AIM
Check each line below for the word "automatski", and copy those that have it.

Extracted records
****
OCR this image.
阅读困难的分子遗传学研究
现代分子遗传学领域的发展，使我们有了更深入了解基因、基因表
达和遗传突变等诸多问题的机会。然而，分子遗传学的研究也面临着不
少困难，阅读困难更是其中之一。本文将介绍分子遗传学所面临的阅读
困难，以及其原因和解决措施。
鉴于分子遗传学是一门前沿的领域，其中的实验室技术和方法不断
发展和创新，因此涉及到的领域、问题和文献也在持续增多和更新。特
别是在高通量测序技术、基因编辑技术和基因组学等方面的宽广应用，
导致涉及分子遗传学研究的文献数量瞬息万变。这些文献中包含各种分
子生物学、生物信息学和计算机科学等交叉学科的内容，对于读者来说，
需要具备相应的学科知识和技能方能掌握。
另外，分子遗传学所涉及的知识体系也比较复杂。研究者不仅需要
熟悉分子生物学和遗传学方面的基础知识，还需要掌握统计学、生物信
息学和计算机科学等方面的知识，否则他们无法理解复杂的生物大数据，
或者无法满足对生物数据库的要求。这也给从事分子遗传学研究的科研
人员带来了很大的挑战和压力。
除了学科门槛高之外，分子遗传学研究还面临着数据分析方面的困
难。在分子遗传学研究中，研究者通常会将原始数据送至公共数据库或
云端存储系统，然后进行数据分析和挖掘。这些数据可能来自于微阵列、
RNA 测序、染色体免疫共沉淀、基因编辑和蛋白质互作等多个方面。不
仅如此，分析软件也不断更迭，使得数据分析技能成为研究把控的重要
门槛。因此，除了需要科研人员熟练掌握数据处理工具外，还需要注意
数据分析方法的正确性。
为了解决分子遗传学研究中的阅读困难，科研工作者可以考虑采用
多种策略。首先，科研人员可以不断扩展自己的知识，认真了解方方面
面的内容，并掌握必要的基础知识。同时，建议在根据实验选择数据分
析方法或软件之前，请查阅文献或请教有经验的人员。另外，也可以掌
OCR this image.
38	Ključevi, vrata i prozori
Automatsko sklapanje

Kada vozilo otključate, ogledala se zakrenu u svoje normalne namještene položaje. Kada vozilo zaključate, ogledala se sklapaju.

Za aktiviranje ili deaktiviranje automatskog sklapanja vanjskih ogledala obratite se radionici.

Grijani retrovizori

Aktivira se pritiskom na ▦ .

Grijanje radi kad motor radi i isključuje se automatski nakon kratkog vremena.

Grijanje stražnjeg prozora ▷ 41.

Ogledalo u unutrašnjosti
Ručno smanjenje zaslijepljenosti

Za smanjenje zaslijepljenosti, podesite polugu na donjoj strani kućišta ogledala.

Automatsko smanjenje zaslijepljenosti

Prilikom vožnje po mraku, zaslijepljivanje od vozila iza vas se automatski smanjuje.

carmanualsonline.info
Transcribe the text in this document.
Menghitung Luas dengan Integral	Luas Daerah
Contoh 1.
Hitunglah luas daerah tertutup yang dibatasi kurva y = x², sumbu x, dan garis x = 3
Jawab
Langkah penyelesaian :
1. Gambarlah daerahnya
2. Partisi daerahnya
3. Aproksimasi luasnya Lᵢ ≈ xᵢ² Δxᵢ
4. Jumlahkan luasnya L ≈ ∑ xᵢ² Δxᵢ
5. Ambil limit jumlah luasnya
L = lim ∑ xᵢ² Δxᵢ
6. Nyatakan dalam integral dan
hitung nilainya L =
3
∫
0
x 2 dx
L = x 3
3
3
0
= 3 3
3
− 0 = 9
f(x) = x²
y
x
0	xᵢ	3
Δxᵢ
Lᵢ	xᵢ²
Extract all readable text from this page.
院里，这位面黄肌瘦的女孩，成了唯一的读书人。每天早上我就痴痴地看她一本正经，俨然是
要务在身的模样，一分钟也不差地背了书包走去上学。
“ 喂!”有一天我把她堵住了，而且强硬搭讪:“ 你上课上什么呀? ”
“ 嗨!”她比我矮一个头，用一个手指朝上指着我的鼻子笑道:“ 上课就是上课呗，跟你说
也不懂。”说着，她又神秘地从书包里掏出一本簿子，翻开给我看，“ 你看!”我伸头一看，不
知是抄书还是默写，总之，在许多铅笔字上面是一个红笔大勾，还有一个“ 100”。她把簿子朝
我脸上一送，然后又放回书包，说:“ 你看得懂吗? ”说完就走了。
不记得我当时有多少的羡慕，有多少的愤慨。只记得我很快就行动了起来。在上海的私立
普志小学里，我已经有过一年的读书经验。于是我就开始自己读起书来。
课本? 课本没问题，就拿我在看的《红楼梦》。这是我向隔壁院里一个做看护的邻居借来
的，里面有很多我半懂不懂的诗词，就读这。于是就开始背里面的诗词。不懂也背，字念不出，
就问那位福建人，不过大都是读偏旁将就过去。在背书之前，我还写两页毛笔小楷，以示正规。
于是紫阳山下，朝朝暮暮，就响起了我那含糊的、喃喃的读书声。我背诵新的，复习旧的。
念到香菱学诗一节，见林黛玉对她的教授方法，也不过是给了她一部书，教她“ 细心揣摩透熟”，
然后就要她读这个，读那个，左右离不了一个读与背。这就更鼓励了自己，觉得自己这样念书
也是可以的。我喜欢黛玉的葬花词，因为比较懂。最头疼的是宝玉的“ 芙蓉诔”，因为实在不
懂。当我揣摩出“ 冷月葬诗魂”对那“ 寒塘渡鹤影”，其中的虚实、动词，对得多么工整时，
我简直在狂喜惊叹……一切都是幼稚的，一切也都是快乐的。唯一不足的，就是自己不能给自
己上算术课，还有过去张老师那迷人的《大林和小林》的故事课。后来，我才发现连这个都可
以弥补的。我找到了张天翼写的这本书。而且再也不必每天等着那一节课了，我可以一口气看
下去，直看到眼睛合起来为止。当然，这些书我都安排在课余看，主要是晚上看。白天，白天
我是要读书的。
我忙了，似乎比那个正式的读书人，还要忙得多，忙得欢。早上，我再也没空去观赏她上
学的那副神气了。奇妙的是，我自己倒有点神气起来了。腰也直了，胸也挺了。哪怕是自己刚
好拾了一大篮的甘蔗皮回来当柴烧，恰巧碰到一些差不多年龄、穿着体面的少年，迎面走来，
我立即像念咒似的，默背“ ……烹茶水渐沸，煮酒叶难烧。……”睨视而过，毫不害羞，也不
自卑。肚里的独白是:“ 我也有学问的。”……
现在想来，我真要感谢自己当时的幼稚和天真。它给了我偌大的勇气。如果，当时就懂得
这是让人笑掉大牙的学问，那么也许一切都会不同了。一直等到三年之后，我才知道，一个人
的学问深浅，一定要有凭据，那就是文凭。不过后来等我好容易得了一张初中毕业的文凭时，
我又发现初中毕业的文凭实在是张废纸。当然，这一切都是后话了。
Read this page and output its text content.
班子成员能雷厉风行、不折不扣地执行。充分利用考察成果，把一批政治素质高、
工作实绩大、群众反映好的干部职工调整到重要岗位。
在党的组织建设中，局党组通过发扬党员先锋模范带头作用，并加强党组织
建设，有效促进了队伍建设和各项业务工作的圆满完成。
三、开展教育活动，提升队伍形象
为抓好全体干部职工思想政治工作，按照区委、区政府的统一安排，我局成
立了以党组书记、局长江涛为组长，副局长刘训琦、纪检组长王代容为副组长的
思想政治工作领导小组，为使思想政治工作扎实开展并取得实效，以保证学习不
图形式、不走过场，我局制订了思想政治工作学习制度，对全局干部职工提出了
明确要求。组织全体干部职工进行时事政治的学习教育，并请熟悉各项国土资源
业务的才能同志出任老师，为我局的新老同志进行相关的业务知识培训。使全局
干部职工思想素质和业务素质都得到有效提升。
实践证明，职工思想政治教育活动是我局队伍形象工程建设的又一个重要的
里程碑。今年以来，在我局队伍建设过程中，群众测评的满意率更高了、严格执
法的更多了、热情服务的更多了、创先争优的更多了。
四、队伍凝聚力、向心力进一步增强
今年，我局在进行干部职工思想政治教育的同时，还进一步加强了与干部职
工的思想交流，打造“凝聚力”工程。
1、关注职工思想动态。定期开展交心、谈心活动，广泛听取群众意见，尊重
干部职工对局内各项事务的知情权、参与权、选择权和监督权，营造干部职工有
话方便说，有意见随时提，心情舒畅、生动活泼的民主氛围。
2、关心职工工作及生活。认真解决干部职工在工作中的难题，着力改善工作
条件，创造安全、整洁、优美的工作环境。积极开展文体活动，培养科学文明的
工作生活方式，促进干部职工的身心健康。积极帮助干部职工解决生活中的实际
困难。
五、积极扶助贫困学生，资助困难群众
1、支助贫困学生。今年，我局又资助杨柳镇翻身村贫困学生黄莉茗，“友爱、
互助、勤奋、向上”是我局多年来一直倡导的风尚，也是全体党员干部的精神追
****
FULL RESPONSE
Grijanje radi kad motor radi i isključuje se automatski nakon kratkog vremena.
Prilikom vožnje po mraku, zaslijepljivanje od vozila iza vas se automatski smanjuje.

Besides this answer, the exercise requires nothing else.